▶ Task input:
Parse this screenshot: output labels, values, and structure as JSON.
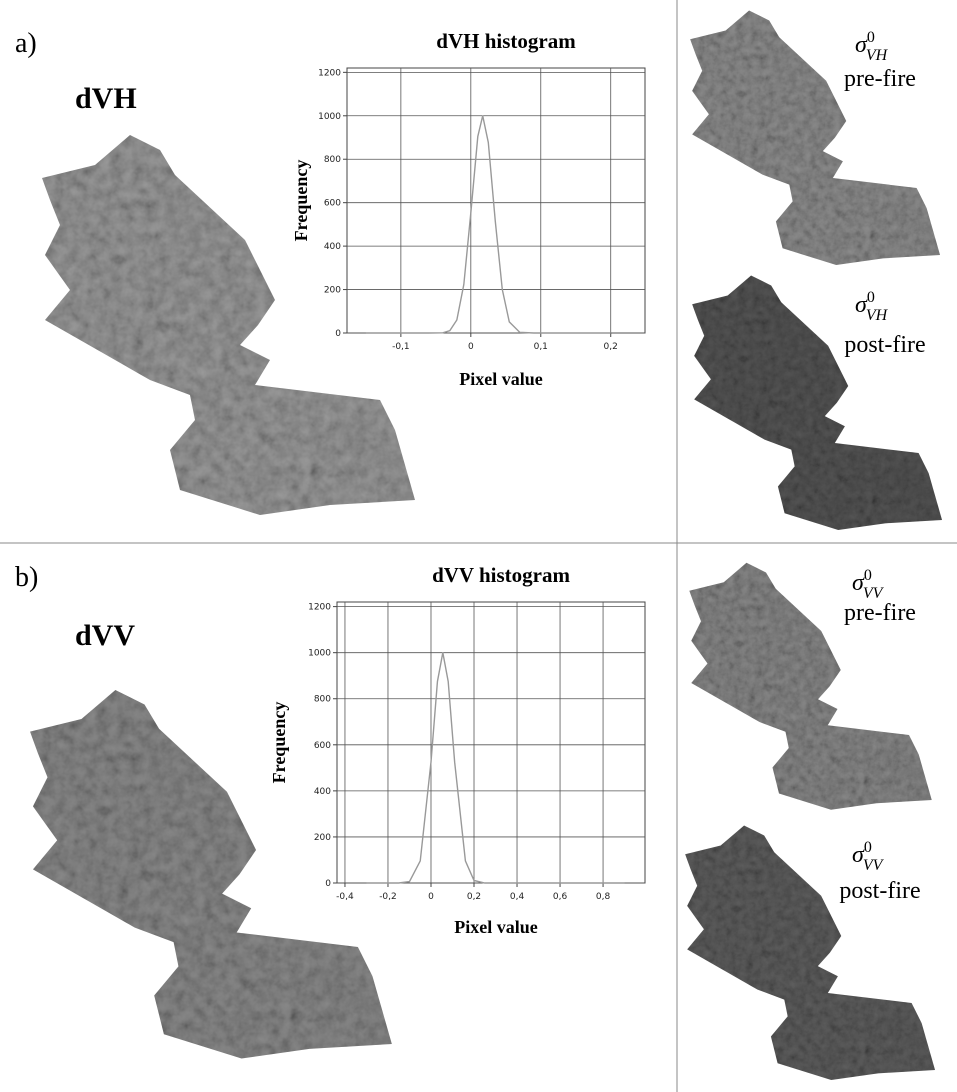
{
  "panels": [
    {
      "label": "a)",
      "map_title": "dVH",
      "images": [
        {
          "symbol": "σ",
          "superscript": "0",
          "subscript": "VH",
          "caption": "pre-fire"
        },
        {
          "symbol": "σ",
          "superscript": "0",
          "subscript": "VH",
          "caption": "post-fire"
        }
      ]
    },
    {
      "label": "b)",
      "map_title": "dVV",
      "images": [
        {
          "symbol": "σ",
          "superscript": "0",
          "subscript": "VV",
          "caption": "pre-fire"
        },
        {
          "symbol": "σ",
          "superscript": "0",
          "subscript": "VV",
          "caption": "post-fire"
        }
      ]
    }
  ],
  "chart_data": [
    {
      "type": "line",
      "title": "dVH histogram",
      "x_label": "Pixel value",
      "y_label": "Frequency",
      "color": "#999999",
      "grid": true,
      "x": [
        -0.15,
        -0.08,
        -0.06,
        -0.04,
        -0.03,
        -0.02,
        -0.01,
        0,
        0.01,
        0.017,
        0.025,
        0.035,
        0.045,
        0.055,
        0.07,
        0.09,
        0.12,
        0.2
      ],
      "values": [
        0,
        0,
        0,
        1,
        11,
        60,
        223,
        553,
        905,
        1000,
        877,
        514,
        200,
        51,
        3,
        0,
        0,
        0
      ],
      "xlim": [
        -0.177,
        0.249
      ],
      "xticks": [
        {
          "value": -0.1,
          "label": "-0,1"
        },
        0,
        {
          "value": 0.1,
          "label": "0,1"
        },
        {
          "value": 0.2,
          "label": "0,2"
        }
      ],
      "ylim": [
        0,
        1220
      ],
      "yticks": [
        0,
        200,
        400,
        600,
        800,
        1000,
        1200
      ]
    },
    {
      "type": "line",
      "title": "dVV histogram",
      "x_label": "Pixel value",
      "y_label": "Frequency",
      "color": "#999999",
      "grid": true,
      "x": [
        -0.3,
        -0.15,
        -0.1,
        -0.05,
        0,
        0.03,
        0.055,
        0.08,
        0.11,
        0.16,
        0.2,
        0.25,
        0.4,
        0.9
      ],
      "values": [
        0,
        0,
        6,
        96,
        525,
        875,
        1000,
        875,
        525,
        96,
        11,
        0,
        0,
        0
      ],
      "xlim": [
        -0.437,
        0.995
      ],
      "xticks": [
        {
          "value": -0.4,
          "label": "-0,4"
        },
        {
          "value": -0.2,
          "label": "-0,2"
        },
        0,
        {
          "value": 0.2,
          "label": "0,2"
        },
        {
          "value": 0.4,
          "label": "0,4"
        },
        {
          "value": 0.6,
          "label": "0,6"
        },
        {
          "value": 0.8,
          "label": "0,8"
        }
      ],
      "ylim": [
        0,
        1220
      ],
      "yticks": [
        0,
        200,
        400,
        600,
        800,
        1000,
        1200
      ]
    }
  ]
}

---

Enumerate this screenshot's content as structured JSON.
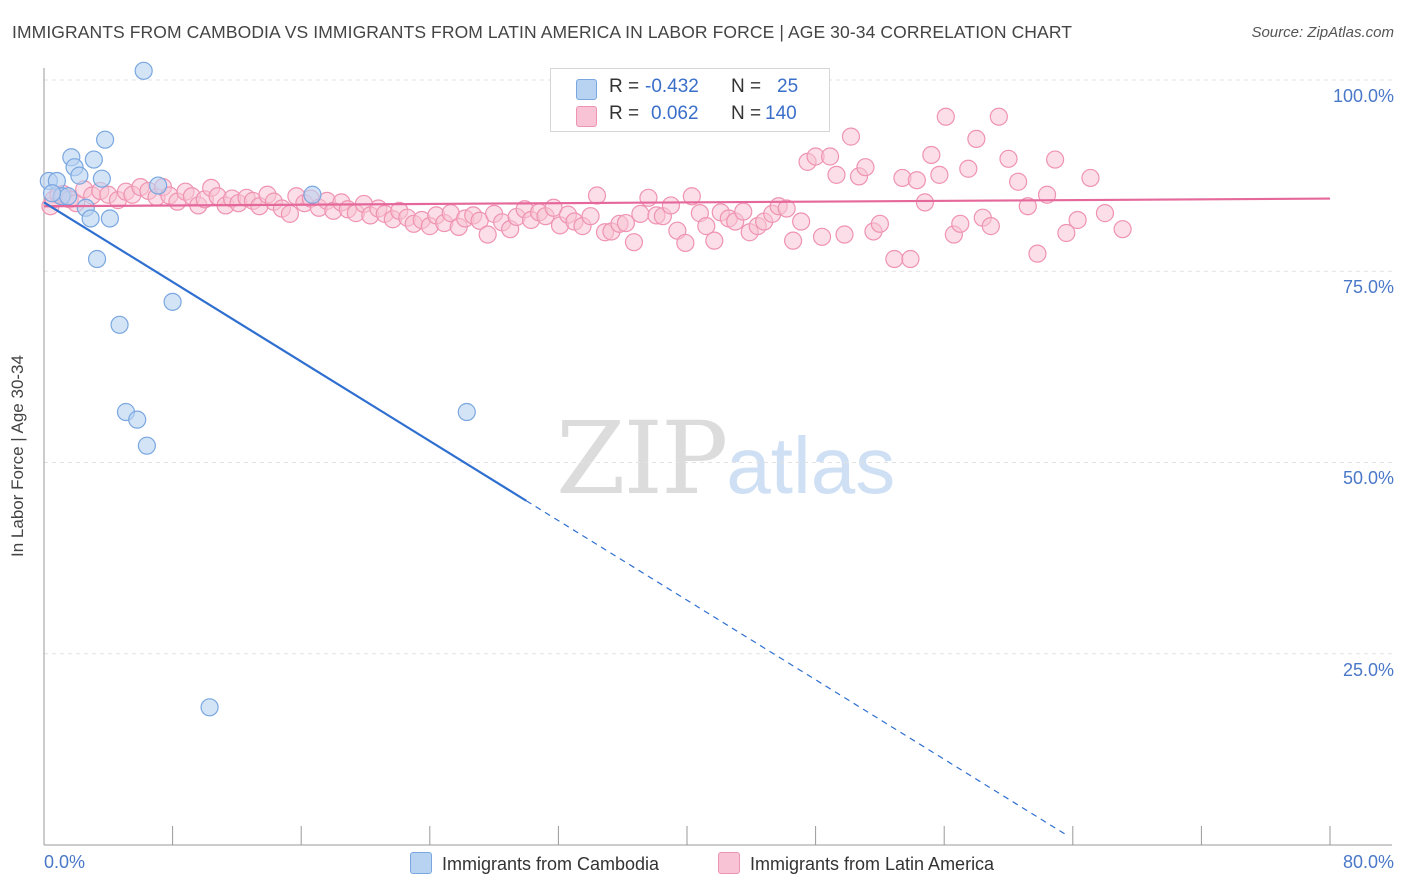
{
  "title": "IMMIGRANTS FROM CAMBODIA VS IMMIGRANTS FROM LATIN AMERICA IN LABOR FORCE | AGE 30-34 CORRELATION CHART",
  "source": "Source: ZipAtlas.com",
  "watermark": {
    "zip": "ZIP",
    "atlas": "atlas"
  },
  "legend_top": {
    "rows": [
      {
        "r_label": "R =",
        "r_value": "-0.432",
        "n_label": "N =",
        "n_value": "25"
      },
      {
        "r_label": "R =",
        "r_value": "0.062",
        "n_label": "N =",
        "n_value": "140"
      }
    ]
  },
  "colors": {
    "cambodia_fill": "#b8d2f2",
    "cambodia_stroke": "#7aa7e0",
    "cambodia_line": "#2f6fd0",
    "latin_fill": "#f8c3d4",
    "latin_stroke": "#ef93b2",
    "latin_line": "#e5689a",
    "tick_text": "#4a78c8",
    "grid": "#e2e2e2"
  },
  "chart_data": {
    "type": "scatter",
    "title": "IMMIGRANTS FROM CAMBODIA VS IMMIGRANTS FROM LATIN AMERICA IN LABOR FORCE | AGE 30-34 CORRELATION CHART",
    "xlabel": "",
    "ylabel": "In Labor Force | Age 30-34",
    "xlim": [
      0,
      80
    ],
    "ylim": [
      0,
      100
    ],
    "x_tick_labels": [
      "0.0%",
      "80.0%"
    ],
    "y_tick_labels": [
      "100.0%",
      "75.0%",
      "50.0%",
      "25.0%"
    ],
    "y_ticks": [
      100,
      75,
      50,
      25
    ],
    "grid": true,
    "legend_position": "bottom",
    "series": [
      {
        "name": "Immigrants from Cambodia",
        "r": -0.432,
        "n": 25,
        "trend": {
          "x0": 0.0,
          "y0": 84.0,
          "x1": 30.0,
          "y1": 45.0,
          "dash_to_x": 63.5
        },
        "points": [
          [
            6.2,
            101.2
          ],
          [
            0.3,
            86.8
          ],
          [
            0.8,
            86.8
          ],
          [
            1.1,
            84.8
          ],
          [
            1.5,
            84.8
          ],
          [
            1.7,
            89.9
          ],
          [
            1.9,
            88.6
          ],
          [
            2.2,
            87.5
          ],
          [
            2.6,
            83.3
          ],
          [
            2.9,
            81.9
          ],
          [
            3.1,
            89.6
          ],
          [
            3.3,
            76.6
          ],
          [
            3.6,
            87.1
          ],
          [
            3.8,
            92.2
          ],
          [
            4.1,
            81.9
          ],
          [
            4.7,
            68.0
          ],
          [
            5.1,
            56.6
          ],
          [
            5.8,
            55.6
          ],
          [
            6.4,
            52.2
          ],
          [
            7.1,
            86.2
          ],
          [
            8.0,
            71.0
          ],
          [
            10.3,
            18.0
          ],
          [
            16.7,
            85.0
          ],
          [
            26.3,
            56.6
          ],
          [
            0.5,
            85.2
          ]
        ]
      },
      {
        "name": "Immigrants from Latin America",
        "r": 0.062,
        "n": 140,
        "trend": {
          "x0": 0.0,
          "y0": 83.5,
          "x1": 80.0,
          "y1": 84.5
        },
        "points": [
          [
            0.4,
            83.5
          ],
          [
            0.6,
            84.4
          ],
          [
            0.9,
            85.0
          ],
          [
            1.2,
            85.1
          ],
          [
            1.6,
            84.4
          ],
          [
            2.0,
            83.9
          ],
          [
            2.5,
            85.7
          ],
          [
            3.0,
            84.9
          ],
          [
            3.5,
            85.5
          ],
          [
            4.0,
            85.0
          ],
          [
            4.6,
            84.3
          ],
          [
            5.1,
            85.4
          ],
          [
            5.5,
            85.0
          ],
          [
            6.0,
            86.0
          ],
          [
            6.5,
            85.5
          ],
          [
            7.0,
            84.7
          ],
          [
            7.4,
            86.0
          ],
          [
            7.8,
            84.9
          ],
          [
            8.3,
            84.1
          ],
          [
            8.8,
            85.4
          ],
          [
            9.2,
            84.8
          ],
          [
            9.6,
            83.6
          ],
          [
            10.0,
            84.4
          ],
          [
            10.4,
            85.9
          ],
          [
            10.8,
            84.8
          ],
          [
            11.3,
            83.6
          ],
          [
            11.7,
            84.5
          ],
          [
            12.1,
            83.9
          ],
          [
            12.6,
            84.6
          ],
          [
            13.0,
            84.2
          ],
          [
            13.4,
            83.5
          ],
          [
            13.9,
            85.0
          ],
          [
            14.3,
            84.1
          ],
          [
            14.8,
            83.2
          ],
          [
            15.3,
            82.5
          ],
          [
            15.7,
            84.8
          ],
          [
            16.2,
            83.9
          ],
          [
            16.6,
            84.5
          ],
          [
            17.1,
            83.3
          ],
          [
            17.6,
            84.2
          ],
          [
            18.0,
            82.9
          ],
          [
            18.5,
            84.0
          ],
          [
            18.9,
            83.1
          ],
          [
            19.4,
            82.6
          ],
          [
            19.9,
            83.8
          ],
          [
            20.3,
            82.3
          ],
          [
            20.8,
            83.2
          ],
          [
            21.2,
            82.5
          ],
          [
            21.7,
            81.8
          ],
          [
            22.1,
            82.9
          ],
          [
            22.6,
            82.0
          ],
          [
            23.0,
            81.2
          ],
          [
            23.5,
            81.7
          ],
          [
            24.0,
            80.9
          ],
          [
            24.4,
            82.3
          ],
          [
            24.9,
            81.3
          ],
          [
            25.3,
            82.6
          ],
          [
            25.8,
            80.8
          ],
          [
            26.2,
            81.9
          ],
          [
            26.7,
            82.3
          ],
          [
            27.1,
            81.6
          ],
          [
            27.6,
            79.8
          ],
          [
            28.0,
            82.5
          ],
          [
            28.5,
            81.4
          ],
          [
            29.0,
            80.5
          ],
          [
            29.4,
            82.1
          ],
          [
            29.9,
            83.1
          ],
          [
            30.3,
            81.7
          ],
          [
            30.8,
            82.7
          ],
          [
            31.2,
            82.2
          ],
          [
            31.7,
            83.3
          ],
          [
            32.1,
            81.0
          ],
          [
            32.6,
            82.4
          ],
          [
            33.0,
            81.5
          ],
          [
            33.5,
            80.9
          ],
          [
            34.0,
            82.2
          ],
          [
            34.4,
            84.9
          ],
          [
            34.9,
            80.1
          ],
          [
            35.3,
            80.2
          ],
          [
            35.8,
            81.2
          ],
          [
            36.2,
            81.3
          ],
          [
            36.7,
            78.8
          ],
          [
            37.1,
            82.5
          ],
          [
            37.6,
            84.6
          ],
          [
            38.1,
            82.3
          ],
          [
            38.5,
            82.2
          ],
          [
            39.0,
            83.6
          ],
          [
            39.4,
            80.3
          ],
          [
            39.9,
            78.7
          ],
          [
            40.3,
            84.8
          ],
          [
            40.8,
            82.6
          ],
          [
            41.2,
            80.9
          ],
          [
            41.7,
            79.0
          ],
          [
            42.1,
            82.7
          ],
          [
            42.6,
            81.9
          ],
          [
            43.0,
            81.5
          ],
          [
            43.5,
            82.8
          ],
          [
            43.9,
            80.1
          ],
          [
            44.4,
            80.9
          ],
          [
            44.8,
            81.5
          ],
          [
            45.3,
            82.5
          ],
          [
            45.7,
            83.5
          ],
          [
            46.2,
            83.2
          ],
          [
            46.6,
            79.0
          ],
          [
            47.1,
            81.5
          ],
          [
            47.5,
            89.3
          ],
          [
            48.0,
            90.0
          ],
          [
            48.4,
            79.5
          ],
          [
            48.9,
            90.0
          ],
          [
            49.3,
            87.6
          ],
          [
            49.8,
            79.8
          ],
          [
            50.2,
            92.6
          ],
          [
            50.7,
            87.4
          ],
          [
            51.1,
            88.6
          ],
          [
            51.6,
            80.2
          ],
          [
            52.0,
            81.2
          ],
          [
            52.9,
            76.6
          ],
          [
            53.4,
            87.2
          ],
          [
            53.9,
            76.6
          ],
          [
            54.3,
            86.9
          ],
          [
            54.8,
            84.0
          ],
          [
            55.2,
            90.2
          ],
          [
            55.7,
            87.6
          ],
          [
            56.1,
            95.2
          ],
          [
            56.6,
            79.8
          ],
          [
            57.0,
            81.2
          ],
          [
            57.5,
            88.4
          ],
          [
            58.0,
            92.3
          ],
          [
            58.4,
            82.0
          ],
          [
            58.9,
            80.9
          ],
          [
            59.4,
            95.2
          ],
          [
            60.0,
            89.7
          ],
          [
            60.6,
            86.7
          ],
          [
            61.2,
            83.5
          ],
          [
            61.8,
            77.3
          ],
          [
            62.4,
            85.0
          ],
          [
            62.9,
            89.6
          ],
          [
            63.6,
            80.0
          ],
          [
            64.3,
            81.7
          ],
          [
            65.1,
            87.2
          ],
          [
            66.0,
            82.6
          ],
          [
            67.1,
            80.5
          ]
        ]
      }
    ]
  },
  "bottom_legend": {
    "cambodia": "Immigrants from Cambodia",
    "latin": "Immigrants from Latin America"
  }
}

▶ Problem to solve:
Among the lines of the data above, count those holding "this" and state only the number.

▶ Final result:
2